> Work instructions:
Output each entry below as it stands, leaving out every picture.
[START OF Records for the exercise]
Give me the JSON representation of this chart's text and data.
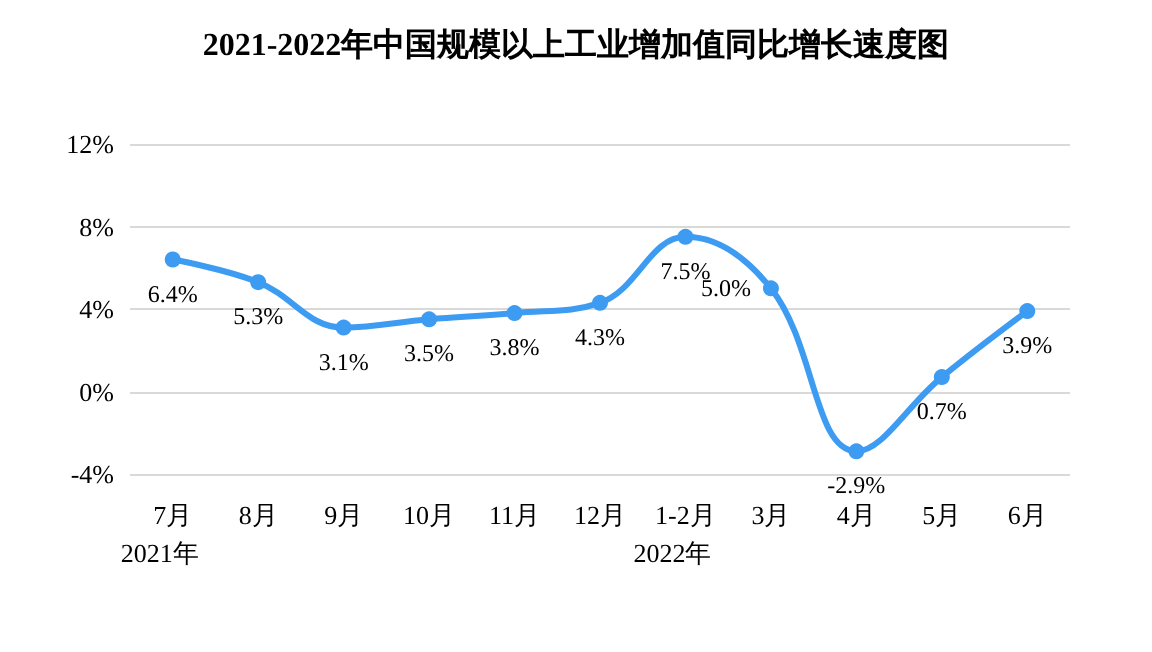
{
  "chart_data": {
    "type": "line",
    "title": "2021-2022年中国规模以上工业增加值同比增长速度图",
    "categories": [
      "7月",
      "8月",
      "9月",
      "10月",
      "11月",
      "12月",
      "1-2月",
      "3月",
      "4月",
      "5月",
      "6月"
    ],
    "series": [
      {
        "color": "#3d9cf2",
        "values": [
          6.4,
          5.3,
          3.1,
          3.5,
          3.8,
          4.3,
          7.5,
          5.0,
          -2.9,
          0.7,
          3.9
        ],
        "value_labels": [
          "6.4%",
          "5.3%",
          "3.1%",
          "3.5%",
          "3.8%",
          "4.3%",
          "7.5%",
          "5.0%",
          "-2.9%",
          "0.7%",
          "3.9%"
        ]
      }
    ],
    "ylim": [
      -4,
      12
    ],
    "yticks": [
      {
        "value": -4,
        "label": "-4%"
      },
      {
        "value": 0,
        "label": "0%"
      },
      {
        "value": 4,
        "label": "4%"
      },
      {
        "value": 8,
        "label": "8%"
      },
      {
        "value": 12,
        "label": "12%"
      }
    ],
    "grid": "y",
    "marker": "circle",
    "line_style": "solid",
    "annotations": [
      "2021年",
      "2022年"
    ]
  }
}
[END OF Records for the exercise]
> Problem solution:
Give me the JSON representation of this chart's text and data.
{
  "chart_data": {
    "type": "line",
    "title": "2021-2022年中国规模以上工业增加值同比增长速度图",
    "categories": [
      "7月",
      "8月",
      "9月",
      "10月",
      "11月",
      "12月",
      "1-2月",
      "3月",
      "4月",
      "5月",
      "6月"
    ],
    "series": [
      {
        "color": "#3d9cf2",
        "values": [
          6.4,
          5.3,
          3.1,
          3.5,
          3.8,
          4.3,
          7.5,
          5.0,
          -2.9,
          0.7,
          3.9
        ],
        "value_labels": [
          "6.4%",
          "5.3%",
          "3.1%",
          "3.5%",
          "3.8%",
          "4.3%",
          "7.5%",
          "5.0%",
          "-2.9%",
          "0.7%",
          "3.9%"
        ]
      }
    ],
    "ylim": [
      -4,
      12
    ],
    "yticks": [
      {
        "value": -4,
        "label": "-4%"
      },
      {
        "value": 0,
        "label": "0%"
      },
      {
        "value": 4,
        "label": "4%"
      },
      {
        "value": 8,
        "label": "8%"
      },
      {
        "value": 12,
        "label": "12%"
      }
    ],
    "grid": "y",
    "marker": "circle",
    "line_style": "solid",
    "annotations": [
      "2021年",
      "2022年"
    ]
  }
}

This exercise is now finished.